> _Requirement_: Transcribe the records below exactly as they appear.

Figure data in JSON
<<<<

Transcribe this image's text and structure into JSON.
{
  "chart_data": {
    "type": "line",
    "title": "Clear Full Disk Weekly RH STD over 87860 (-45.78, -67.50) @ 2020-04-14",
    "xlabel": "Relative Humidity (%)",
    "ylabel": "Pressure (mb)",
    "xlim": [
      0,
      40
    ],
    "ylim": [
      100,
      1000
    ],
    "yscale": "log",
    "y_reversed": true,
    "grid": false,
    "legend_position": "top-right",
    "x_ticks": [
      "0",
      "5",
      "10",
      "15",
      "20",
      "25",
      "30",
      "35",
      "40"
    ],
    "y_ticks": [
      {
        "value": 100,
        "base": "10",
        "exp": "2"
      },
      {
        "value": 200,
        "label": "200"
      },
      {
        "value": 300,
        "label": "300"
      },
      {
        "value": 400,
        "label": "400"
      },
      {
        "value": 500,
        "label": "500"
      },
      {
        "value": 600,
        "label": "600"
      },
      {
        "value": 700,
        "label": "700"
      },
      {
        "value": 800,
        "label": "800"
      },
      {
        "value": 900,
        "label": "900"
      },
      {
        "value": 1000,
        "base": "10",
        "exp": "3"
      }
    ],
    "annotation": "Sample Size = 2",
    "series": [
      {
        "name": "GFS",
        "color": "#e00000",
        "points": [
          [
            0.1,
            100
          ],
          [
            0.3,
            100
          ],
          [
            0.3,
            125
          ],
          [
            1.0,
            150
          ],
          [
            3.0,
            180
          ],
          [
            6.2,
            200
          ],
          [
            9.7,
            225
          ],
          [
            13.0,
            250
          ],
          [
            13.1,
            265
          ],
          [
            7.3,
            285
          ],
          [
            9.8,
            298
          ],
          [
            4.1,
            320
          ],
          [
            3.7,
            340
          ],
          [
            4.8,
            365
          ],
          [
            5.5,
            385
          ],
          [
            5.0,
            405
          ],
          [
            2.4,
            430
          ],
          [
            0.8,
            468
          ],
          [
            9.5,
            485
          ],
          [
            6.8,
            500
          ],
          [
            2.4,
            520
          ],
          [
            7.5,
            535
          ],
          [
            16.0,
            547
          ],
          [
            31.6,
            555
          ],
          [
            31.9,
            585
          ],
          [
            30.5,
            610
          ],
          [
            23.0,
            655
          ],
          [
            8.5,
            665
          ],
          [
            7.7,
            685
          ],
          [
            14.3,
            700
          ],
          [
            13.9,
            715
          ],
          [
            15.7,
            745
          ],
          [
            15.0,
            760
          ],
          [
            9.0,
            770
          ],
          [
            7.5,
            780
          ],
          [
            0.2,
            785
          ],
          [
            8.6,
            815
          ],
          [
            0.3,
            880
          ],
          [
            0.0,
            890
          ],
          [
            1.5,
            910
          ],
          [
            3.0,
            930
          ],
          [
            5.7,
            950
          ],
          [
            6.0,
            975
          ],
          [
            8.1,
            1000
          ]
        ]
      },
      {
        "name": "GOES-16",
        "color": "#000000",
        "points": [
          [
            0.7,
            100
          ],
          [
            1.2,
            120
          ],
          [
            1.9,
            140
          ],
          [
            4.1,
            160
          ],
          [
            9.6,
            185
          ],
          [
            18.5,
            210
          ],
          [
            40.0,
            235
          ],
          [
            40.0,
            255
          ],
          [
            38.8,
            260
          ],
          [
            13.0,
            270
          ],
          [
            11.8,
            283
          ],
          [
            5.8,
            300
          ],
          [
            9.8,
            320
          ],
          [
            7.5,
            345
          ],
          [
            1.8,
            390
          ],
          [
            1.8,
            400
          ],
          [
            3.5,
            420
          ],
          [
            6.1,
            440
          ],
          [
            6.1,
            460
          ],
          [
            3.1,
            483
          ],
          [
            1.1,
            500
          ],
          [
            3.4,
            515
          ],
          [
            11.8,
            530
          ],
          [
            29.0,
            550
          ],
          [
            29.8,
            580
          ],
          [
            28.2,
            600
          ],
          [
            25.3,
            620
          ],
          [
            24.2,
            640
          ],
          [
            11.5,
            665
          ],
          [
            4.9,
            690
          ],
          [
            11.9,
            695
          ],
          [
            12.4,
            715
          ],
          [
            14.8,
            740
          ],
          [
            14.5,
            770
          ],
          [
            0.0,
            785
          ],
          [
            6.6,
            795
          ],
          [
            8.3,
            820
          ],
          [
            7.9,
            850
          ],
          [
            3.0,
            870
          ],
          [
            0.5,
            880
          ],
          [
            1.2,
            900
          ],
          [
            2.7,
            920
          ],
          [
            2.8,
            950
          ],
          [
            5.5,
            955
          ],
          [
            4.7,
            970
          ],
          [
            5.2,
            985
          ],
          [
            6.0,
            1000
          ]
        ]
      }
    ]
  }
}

>>>>

> _Result below_:
Transcribe this image's text and structure into JSON.
{
  "chart_data": {
    "type": "line",
    "title": "Clear Full Disk Weekly RH STD over 87860 (-45.78, -67.50) @ 2020-04-14",
    "xlabel": "Relative Humidity (%)",
    "ylabel": "Pressure (mb)",
    "xlim": [
      0,
      40
    ],
    "ylim": [
      100,
      1000
    ],
    "yscale": "log",
    "y_reversed": true,
    "grid": false,
    "legend_position": "top-right",
    "x_ticks": [
      "0",
      "5",
      "10",
      "15",
      "20",
      "25",
      "30",
      "35",
      "40"
    ],
    "y_ticks": [
      {
        "value": 100,
        "base": "10",
        "exp": "2"
      },
      {
        "value": 200,
        "label": "200"
      },
      {
        "value": 300,
        "label": "300"
      },
      {
        "value": 400,
        "label": "400"
      },
      {
        "value": 500,
        "label": "500"
      },
      {
        "value": 600,
        "label": "600"
      },
      {
        "value": 700,
        "label": "700"
      },
      {
        "value": 800,
        "label": "800"
      },
      {
        "value": 900,
        "label": "900"
      },
      {
        "value": 1000,
        "base": "10",
        "exp": "3"
      }
    ],
    "annotation": "Sample Size = 2",
    "series": [
      {
        "name": "GFS",
        "color": "#e00000",
        "points": [
          [
            0.1,
            100
          ],
          [
            0.3,
            100
          ],
          [
            0.3,
            125
          ],
          [
            1.0,
            150
          ],
          [
            3.0,
            180
          ],
          [
            6.2,
            200
          ],
          [
            9.7,
            225
          ],
          [
            13.0,
            250
          ],
          [
            13.1,
            265
          ],
          [
            7.3,
            285
          ],
          [
            9.8,
            298
          ],
          [
            4.1,
            320
          ],
          [
            3.7,
            340
          ],
          [
            4.8,
            365
          ],
          [
            5.5,
            385
          ],
          [
            5.0,
            405
          ],
          [
            2.4,
            430
          ],
          [
            0.8,
            468
          ],
          [
            9.5,
            485
          ],
          [
            6.8,
            500
          ],
          [
            2.4,
            520
          ],
          [
            7.5,
            535
          ],
          [
            16.0,
            547
          ],
          [
            31.6,
            555
          ],
          [
            31.9,
            585
          ],
          [
            30.5,
            610
          ],
          [
            23.0,
            655
          ],
          [
            8.5,
            665
          ],
          [
            7.7,
            685
          ],
          [
            14.3,
            700
          ],
          [
            13.9,
            715
          ],
          [
            15.7,
            745
          ],
          [
            15.0,
            760
          ],
          [
            9.0,
            770
          ],
          [
            7.5,
            780
          ],
          [
            0.2,
            785
          ],
          [
            8.6,
            815
          ],
          [
            0.3,
            880
          ],
          [
            0.0,
            890
          ],
          [
            1.5,
            910
          ],
          [
            3.0,
            930
          ],
          [
            5.7,
            950
          ],
          [
            6.0,
            975
          ],
          [
            8.1,
            1000
          ]
        ]
      },
      {
        "name": "GOES-16",
        "color": "#000000",
        "points": [
          [
            0.7,
            100
          ],
          [
            1.2,
            120
          ],
          [
            1.9,
            140
          ],
          [
            4.1,
            160
          ],
          [
            9.6,
            185
          ],
          [
            18.5,
            210
          ],
          [
            40.0,
            235
          ],
          [
            40.0,
            255
          ],
          [
            38.8,
            260
          ],
          [
            13.0,
            270
          ],
          [
            11.8,
            283
          ],
          [
            5.8,
            300
          ],
          [
            9.8,
            320
          ],
          [
            7.5,
            345
          ],
          [
            1.8,
            390
          ],
          [
            1.8,
            400
          ],
          [
            3.5,
            420
          ],
          [
            6.1,
            440
          ],
          [
            6.1,
            460
          ],
          [
            3.1,
            483
          ],
          [
            1.1,
            500
          ],
          [
            3.4,
            515
          ],
          [
            11.8,
            530
          ],
          [
            29.0,
            550
          ],
          [
            29.8,
            580
          ],
          [
            28.2,
            600
          ],
          [
            25.3,
            620
          ],
          [
            24.2,
            640
          ],
          [
            11.5,
            665
          ],
          [
            4.9,
            690
          ],
          [
            11.9,
            695
          ],
          [
            12.4,
            715
          ],
          [
            14.8,
            740
          ],
          [
            14.5,
            770
          ],
          [
            0.0,
            785
          ],
          [
            6.6,
            795
          ],
          [
            8.3,
            820
          ],
          [
            7.9,
            850
          ],
          [
            3.0,
            870
          ],
          [
            0.5,
            880
          ],
          [
            1.2,
            900
          ],
          [
            2.7,
            920
          ],
          [
            2.8,
            950
          ],
          [
            5.5,
            955
          ],
          [
            4.7,
            970
          ],
          [
            5.2,
            985
          ],
          [
            6.0,
            1000
          ]
        ]
      }
    ]
  }
}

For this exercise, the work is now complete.